GIVEN INSTRUCTION:
Show every line containing "title" by copying it.

SUPPLIED MATERIAL:
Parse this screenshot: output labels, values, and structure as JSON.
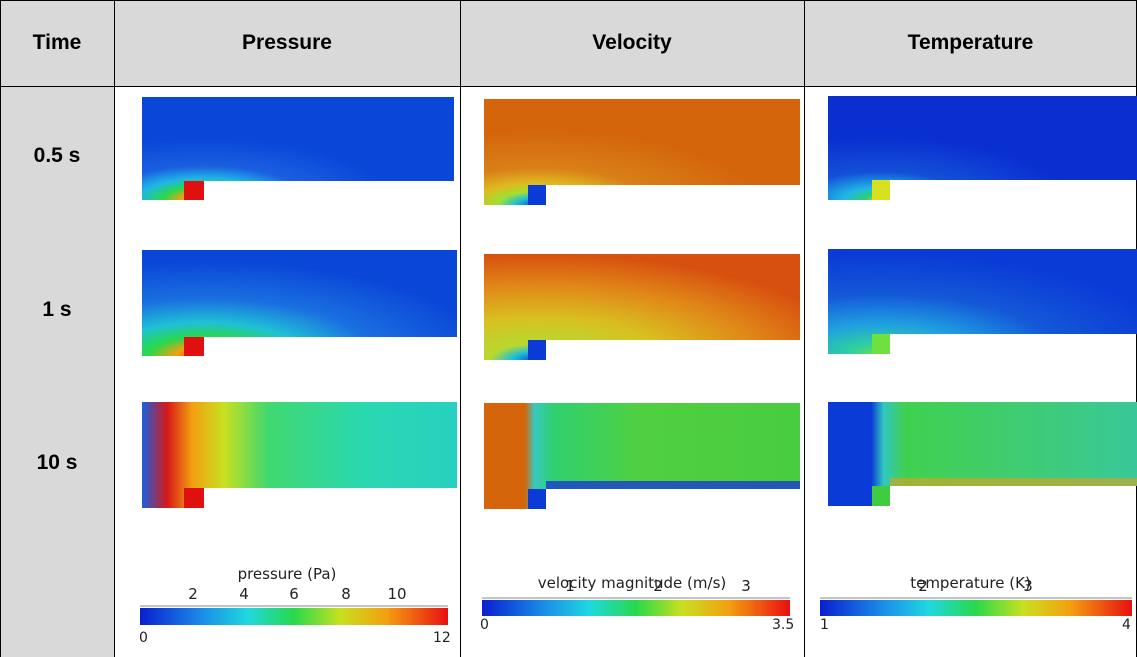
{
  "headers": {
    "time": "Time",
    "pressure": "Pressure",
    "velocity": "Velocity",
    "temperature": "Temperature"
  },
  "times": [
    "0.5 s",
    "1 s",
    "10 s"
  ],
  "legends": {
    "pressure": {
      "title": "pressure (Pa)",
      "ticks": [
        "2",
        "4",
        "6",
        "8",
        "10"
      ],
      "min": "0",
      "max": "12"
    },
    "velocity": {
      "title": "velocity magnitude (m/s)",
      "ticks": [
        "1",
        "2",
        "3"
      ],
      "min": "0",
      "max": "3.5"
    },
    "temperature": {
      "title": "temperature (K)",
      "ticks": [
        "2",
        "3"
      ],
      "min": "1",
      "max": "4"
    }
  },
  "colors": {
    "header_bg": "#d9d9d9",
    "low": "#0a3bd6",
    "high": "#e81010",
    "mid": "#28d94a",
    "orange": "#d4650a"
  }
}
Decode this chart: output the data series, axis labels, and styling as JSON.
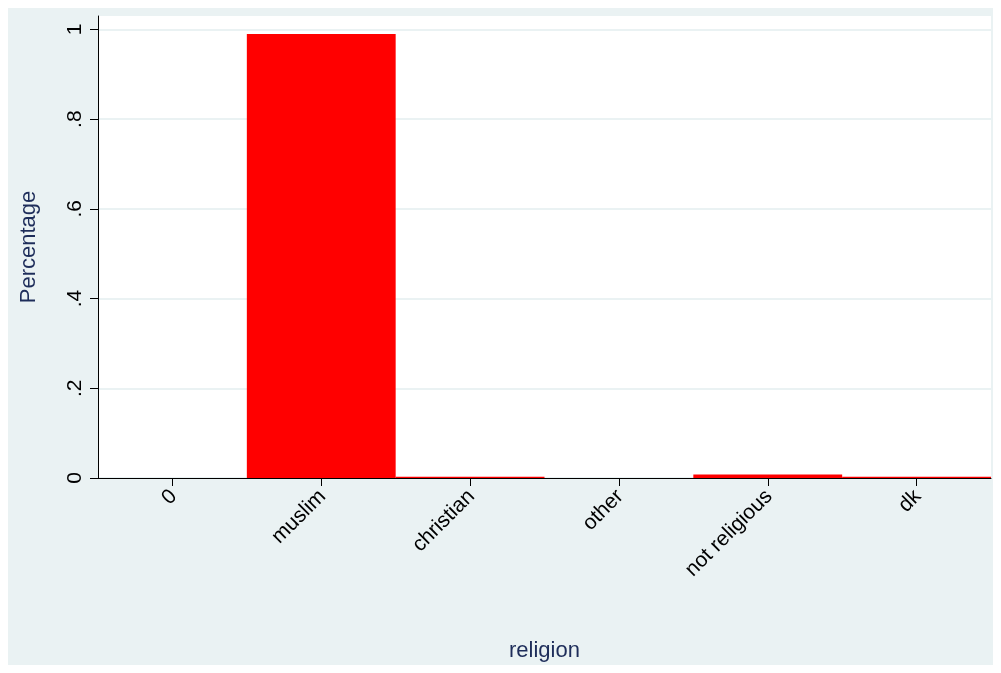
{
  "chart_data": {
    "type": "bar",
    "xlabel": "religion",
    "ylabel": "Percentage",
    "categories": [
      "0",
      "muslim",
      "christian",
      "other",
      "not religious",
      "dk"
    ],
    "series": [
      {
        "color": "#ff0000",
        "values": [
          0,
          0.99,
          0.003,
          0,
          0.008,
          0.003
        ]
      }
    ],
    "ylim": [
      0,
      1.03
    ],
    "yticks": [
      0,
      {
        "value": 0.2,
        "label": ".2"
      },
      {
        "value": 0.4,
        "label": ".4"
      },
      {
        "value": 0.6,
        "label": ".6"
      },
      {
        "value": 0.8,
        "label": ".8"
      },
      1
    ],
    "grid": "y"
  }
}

THE ANSWER:
      "title": "pressure (Pa)",
      "title": "velocity magnitude (m/s)",
      "title": "temperature (K)",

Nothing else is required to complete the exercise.